Stored records:
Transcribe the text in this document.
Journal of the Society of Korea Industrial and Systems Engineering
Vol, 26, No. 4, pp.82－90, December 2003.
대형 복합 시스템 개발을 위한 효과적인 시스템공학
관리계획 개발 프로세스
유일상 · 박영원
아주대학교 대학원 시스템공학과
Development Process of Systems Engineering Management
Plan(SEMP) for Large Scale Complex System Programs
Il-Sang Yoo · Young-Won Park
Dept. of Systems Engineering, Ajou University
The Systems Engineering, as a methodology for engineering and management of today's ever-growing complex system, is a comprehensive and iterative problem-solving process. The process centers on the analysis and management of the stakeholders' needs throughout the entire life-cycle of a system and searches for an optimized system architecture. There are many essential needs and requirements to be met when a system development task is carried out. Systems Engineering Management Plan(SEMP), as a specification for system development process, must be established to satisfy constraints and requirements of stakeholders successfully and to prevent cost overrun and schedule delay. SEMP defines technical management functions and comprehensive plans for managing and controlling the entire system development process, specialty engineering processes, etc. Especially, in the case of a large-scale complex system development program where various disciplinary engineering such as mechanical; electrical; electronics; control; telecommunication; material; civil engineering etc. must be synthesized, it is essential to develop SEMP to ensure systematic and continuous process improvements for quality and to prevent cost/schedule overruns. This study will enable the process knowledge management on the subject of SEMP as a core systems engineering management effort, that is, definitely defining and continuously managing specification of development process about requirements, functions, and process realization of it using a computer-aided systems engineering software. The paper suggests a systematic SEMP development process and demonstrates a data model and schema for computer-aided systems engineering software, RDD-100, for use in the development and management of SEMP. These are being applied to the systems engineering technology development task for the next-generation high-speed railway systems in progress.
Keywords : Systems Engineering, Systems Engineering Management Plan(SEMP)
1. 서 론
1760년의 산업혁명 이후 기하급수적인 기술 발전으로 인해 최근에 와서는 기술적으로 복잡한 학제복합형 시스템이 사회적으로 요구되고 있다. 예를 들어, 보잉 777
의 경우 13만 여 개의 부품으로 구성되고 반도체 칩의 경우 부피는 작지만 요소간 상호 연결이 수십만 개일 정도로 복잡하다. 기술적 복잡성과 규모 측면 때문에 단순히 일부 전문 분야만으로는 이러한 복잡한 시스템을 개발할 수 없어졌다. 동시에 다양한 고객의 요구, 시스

◆ **Exercise instructions**
Exactly reproduce all of the entries above.

◆ **Result**
Transcribe the text in this document.
Journal of the Society of Korea Industrial and Systems Engineering
Vol, 26, No. 4, pp.82－90, December 2003.
대형 복합 시스템 개발을 위한 효과적인 시스템공학
관리계획 개발 프로세스
유일상 · 박영원
아주대학교 대학원 시스템공학과
Development Process of Systems Engineering Management
Plan(SEMP) for Large Scale Complex System Programs
Il-Sang Yoo · Young-Won Park
Dept. of Systems Engineering, Ajou University
The Systems Engineering, as a methodology for engineering and management of today's ever-growing complex system, is a comprehensive and iterative problem-solving process. The process centers on the analysis and management of the stakeholders' needs throughout the entire life-cycle of a system and searches for an optimized system architecture. There are many essential needs and requirements to be met when a system development task is carried out. Systems Engineering Management Plan(SEMP), as a specification for system development process, must be established to satisfy constraints and requirements of stakeholders successfully and to prevent cost overrun and schedule delay. SEMP defines technical management functions and comprehensive plans for managing and controlling the entire system development process, specialty engineering processes, etc. Especially, in the case of a large-scale complex system development program where various disciplinary engineering such as mechanical; electrical; electronics; control; telecommunication; material; civil engineering etc. must be synthesized, it is essential to develop SEMP to ensure systematic and continuous process improvements for quality and to prevent cost/schedule overruns. This study will enable the process knowledge management on the subject of SEMP as a core systems engineering management effort, that is, definitely defining and continuously managing specification of development process about requirements, functions, and process realization of it using a computer-aided systems engineering software. The paper suggests a systematic SEMP development process and demonstrates a data model and schema for computer-aided systems engineering software, RDD-100, for use in the development and management of SEMP. These are being applied to the systems engineering technology development task for the next-generation high-speed railway systems in progress.
Keywords : Systems Engineering, Systems Engineering Management Plan(SEMP)
1. 서 론
1760년의 산업혁명 이후 기하급수적인 기술 발전으로 인해 최근에 와서는 기술적으로 복잡한 학제복합형 시스템이 사회적으로 요구되고 있다. 예를 들어, 보잉 777
의 경우 13만 여 개의 부품으로 구성되고 반도체 칩의 경우 부피는 작지만 요소간 상호 연결이 수십만 개일 정도로 복잡하다. 기술적 복잡성과 규모 측면 때문에 단순히 일부 전문 분야만으로는 이러한 복잡한 시스템을 개발할 수 없어졌다. 동시에 다양한 고객의 요구, 시스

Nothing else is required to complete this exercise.